[Dataset items]
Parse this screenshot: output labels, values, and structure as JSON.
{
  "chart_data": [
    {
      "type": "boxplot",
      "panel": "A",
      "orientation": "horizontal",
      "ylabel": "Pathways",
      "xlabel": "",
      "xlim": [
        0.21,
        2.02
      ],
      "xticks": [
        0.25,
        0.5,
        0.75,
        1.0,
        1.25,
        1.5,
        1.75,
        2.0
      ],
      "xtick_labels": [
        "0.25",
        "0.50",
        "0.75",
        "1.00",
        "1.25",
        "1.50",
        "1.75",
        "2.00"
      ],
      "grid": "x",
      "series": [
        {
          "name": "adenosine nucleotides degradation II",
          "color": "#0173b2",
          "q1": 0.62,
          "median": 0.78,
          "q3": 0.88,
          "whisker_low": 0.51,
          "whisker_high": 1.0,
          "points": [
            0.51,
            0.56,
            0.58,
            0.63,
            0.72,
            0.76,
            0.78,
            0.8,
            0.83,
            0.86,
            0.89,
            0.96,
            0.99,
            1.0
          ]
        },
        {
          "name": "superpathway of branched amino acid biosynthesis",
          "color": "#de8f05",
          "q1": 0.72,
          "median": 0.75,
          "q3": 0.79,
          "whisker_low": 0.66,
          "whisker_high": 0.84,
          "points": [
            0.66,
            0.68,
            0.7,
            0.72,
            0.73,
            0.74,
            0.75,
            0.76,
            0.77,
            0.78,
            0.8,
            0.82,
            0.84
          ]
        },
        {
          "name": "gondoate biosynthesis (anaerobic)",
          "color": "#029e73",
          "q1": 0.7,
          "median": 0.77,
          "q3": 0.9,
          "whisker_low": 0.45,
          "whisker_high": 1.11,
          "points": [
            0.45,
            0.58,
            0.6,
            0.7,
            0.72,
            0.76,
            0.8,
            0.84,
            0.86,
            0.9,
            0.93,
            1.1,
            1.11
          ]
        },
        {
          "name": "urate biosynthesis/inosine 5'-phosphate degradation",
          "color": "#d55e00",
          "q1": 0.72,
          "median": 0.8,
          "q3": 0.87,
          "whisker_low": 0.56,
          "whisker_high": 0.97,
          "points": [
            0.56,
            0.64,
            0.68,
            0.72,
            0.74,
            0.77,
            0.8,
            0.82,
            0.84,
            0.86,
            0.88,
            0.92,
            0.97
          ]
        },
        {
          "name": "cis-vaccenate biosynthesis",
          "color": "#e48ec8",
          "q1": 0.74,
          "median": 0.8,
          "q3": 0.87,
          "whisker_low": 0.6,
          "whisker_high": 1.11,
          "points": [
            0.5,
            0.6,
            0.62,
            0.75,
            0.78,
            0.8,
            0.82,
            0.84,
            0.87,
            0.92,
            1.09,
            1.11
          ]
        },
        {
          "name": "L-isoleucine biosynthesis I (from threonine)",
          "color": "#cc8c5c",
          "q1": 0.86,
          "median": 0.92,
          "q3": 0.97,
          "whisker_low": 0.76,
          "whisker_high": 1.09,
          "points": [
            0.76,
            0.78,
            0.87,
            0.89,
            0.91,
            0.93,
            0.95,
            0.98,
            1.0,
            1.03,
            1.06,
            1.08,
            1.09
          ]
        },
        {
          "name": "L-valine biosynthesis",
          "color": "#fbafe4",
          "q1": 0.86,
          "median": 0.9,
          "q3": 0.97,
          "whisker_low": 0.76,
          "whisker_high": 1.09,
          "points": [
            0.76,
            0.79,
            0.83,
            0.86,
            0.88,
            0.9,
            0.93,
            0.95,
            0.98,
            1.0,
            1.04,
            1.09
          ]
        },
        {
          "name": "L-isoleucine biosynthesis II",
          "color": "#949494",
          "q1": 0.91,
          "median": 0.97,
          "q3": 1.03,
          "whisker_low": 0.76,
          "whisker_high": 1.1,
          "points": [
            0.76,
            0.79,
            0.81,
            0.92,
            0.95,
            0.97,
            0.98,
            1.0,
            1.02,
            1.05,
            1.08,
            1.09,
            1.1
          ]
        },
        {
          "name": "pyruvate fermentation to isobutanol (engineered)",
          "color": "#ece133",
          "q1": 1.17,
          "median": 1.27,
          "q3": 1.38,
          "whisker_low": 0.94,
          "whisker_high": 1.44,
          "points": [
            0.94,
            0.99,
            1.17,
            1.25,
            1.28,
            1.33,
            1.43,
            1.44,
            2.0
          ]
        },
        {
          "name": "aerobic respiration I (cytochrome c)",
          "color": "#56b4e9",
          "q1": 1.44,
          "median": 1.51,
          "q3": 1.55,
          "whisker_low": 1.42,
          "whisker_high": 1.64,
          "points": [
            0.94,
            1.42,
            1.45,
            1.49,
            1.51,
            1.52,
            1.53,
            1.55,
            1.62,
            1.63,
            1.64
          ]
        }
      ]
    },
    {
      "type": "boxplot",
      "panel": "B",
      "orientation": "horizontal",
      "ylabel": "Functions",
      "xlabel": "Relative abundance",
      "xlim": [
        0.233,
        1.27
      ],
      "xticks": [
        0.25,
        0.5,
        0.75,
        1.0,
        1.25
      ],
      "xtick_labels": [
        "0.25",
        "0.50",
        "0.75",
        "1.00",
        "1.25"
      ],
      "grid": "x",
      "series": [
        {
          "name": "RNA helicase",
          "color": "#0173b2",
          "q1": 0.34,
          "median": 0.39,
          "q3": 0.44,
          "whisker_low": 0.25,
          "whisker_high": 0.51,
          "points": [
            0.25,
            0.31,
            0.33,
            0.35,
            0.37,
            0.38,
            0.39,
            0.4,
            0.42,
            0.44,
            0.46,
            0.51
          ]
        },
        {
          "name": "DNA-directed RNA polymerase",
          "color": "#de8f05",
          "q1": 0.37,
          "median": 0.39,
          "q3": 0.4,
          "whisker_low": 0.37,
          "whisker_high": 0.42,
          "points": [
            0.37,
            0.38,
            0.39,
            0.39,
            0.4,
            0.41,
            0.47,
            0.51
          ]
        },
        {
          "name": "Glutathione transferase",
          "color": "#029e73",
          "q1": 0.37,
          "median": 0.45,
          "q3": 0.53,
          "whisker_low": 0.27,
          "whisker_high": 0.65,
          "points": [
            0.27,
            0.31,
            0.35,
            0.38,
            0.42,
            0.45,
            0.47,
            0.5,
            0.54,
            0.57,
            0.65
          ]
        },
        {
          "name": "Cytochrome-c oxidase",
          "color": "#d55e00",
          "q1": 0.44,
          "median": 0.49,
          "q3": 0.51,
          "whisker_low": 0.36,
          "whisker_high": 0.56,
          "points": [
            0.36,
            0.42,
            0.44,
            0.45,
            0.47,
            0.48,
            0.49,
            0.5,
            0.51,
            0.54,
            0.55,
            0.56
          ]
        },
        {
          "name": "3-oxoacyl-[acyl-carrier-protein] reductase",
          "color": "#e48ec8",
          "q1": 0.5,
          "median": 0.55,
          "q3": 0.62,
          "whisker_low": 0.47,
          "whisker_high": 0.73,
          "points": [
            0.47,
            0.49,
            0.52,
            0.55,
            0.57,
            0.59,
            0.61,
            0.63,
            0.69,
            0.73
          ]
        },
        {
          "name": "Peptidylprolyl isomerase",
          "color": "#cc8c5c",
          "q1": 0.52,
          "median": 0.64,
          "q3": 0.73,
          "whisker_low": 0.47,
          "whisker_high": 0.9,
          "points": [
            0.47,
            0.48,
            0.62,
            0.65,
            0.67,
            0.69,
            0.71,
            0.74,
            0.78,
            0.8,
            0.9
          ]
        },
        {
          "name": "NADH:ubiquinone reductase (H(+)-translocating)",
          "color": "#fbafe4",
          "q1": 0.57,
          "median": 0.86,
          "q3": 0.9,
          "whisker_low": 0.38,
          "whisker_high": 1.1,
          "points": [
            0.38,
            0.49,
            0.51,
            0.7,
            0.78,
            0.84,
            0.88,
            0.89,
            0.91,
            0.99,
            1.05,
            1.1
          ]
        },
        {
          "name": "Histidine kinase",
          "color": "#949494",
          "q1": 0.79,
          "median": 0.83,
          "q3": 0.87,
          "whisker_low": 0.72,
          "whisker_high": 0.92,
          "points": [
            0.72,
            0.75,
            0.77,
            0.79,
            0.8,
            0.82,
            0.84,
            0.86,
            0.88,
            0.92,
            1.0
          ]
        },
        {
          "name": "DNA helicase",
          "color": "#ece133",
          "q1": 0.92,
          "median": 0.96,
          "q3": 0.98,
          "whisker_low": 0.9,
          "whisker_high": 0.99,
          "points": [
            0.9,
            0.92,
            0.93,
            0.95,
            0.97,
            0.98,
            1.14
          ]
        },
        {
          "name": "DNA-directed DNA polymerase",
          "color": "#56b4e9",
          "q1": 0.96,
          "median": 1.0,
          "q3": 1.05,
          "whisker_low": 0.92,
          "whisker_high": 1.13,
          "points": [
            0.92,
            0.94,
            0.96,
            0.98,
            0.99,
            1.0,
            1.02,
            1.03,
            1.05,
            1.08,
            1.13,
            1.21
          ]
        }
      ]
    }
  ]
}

Task prompt → Report each line of the data in which "isoleucine" occurs.

Response below →
          "name": "L-isoleucine biosynthesis I (from threonine)",
          "name": "L-isoleucine biosynthesis II",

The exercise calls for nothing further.